── Input material ──
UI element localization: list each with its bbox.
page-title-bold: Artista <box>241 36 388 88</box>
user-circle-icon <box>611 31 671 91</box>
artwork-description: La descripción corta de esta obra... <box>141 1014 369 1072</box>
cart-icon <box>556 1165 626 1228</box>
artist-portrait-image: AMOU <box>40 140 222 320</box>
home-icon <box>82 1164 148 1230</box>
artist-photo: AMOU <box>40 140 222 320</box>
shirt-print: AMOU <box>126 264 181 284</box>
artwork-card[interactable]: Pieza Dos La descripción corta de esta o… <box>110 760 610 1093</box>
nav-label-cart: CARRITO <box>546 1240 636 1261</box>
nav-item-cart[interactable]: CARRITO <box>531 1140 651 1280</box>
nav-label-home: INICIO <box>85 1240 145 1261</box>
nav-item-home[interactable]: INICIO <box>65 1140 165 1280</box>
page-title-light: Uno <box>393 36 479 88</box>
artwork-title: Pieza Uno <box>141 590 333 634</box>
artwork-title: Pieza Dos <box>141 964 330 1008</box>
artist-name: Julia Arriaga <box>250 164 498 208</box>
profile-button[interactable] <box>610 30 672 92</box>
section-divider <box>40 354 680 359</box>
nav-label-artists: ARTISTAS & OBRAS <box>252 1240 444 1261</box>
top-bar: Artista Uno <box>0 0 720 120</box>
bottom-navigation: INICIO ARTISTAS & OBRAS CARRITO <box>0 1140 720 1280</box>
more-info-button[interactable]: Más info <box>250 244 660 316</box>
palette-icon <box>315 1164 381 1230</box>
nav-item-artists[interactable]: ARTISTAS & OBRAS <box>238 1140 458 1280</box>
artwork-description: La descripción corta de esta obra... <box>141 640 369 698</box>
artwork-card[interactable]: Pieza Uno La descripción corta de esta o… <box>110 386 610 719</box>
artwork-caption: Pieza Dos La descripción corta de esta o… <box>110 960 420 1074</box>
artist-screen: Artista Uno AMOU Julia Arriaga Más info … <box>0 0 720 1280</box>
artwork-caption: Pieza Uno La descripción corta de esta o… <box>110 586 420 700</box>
───
§ Written request: Please render every line of the listing above as a Markdown table with the columns Row and Line, numbering each row and leaving out blank lines.

§ Solution to the exercise:
| Row | Line |
|---|---|
| 1 | UI element localization: list each with its bbox. |
| 2 | page-title-bold: Artista <box>241 36 388 88</box> |
| 3 | user-circle-icon <box>611 31 671 91</box> |
| 4 | artwork-description: La descripción corta de esta obra... <box>141 1014 369 1072</box> |
| 5 | cart-icon <box>556 1165 626 1228</box> |
| 6 | artist-portrait-image: AMOU <box>40 140 222 320</box> |
| 7 | home-icon <box>82 1164 148 1230</box> |
| 8 | artist-photo: AMOU <box>40 140 222 320</box> |
| 9 | shirt-print: AMOU <box>126 264 181 284</box> |
| 10 | artwork-card[interactable]: Pieza Dos La descripción corta de esta o… <box>110 760 610 1093</box> |
| 11 | nav-label-cart: CARRITO <box>546 1240 636 1261</box> |
| 12 | nav-item-cart[interactable]: CARRITO <box>531 1140 651 1280</box> |
| 13 | nav-label-home: INICIO <box>85 1240 145 1261</box> |
| 14 | nav-item-home[interactable]: INICIO <box>65 1140 165 1280</box> |
| 15 | page-title-light: Uno <box>393 36 479 88</box> |
| 16 | artwork-title: Pieza Uno <box>141 590 333 634</box> |
| 17 | artwork-title: Pieza Dos <box>141 964 330 1008</box> |
| 18 | artist-name: Julia Arriaga <box>250 164 498 208</box> |
| 19 | profile-button[interactable] <box>610 30 672 92</box> |
| 20 | section-divider <box>40 354 680 359</box> |
| 21 | nav-label-artists: ARTISTAS & OBRAS <box>252 1240 444 1261</box> |
| 22 | top-bar: Artista Uno <box>0 0 720 120</box> |
| 23 | bottom-navigation: INICIO ARTISTAS & OBRAS CARRITO <box>0 1140 720 1280</box> |
| 24 | more-info-button[interactable]: Más info <box>250 244 660 316</box> |
| 25 | palette-icon <box>315 1164 381 1230</box> |
| 26 | nav-item-artists[interactable]: ARTISTAS & OBRAS <box>238 1140 458 1280</box> |
| 27 | artwork-description: La descripción corta de esta obra... <box>141 640 369 698</box> |
| 28 | artwork-card[interactable]: Pieza Uno La descripción corta de esta o… <box>110 386 610 719</box> |
| 29 | artwork-caption: Pieza Dos La descripción corta de esta o… <box>110 960 420 1074</box> |
| 30 | artist-screen: Artista Uno AMOU Julia Arriaga Más info … <box>0 0 720 1280</box> |
| 31 | artwork-caption: Pieza Uno La descripción corta de esta o… <box>110 586 420 700</box> |